**Task statement:** Repeat every line of the listing below exactly, minus the pictures.

**Material for the task:**
/---

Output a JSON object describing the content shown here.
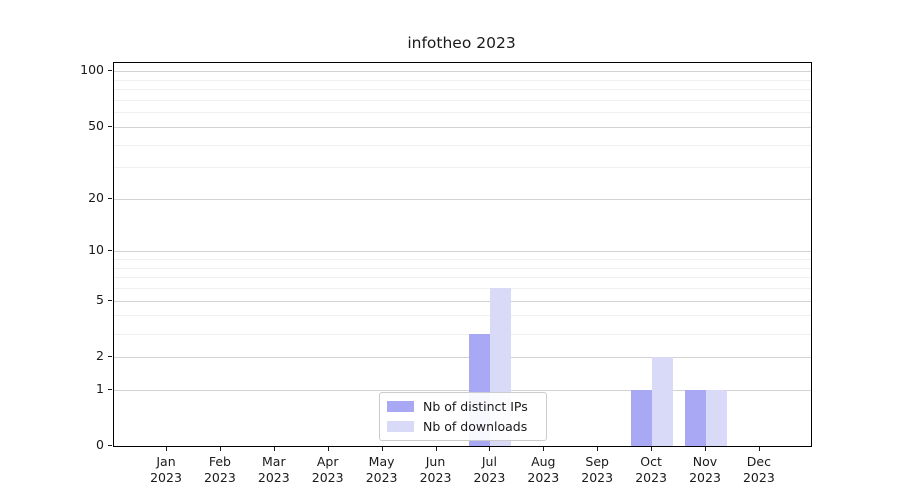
{
  "chart_data": {
    "type": "bar",
    "title": "infotheo 2023",
    "x_ticks": [
      {
        "month": "Jan",
        "year": "2023"
      },
      {
        "month": "Feb",
        "year": "2023"
      },
      {
        "month": "Mar",
        "year": "2023"
      },
      {
        "month": "Apr",
        "year": "2023"
      },
      {
        "month": "May",
        "year": "2023"
      },
      {
        "month": "Jun",
        "year": "2023"
      },
      {
        "month": "Jul",
        "year": "2023"
      },
      {
        "month": "Aug",
        "year": "2023"
      },
      {
        "month": "Sep",
        "year": "2023"
      },
      {
        "month": "Oct",
        "year": "2023"
      },
      {
        "month": "Nov",
        "year": "2023"
      },
      {
        "month": "Dec",
        "year": "2023"
      }
    ],
    "series": [
      {
        "name": "Nb of distinct IPs",
        "color": "#a8a8f5",
        "values": [
          0,
          0,
          0,
          0,
          0,
          0,
          3,
          0,
          0,
          1,
          1,
          0
        ]
      },
      {
        "name": "Nb of downloads",
        "color": "#d9d9f8",
        "values": [
          0,
          0,
          0,
          0,
          0,
          0,
          6,
          0,
          0,
          2,
          1,
          0
        ]
      }
    ],
    "y_ticks": [
      0,
      1,
      2,
      5,
      10,
      20,
      50,
      100
    ],
    "y_minor_gridlines": [
      3,
      4,
      6,
      7,
      8,
      9,
      30,
      40,
      60,
      70,
      80,
      90
    ],
    "y_scale": "log1p",
    "ylim": [
      0,
      112
    ],
    "grid": true,
    "legend_position": "bottom-center",
    "colors": {
      "axis": "#000000",
      "major_gridline": "#d2d2d2",
      "minor_gridline": "#efefef",
      "background": "#ffffff"
    }
  }
}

\---

**The answer:**
Output a JSON object describing the content shown here.
{
  "chart_data": {
    "type": "bar",
    "title": "infotheo 2023",
    "x_ticks": [
      {
        "month": "Jan",
        "year": "2023"
      },
      {
        "month": "Feb",
        "year": "2023"
      },
      {
        "month": "Mar",
        "year": "2023"
      },
      {
        "month": "Apr",
        "year": "2023"
      },
      {
        "month": "May",
        "year": "2023"
      },
      {
        "month": "Jun",
        "year": "2023"
      },
      {
        "month": "Jul",
        "year": "2023"
      },
      {
        "month": "Aug",
        "year": "2023"
      },
      {
        "month": "Sep",
        "year": "2023"
      },
      {
        "month": "Oct",
        "year": "2023"
      },
      {
        "month": "Nov",
        "year": "2023"
      },
      {
        "month": "Dec",
        "year": "2023"
      }
    ],
    "series": [
      {
        "name": "Nb of distinct IPs",
        "color": "#a8a8f5",
        "values": [
          0,
          0,
          0,
          0,
          0,
          0,
          3,
          0,
          0,
          1,
          1,
          0
        ]
      },
      {
        "name": "Nb of downloads",
        "color": "#d9d9f8",
        "values": [
          0,
          0,
          0,
          0,
          0,
          0,
          6,
          0,
          0,
          2,
          1,
          0
        ]
      }
    ],
    "y_ticks": [
      0,
      1,
      2,
      5,
      10,
      20,
      50,
      100
    ],
    "y_minor_gridlines": [
      3,
      4,
      6,
      7,
      8,
      9,
      30,
      40,
      60,
      70,
      80,
      90
    ],
    "y_scale": "log1p",
    "ylim": [
      0,
      112
    ],
    "grid": true,
    "legend_position": "bottom-center",
    "colors": {
      "axis": "#000000",
      "major_gridline": "#d2d2d2",
      "minor_gridline": "#efefef",
      "background": "#ffffff"
    }
  }
}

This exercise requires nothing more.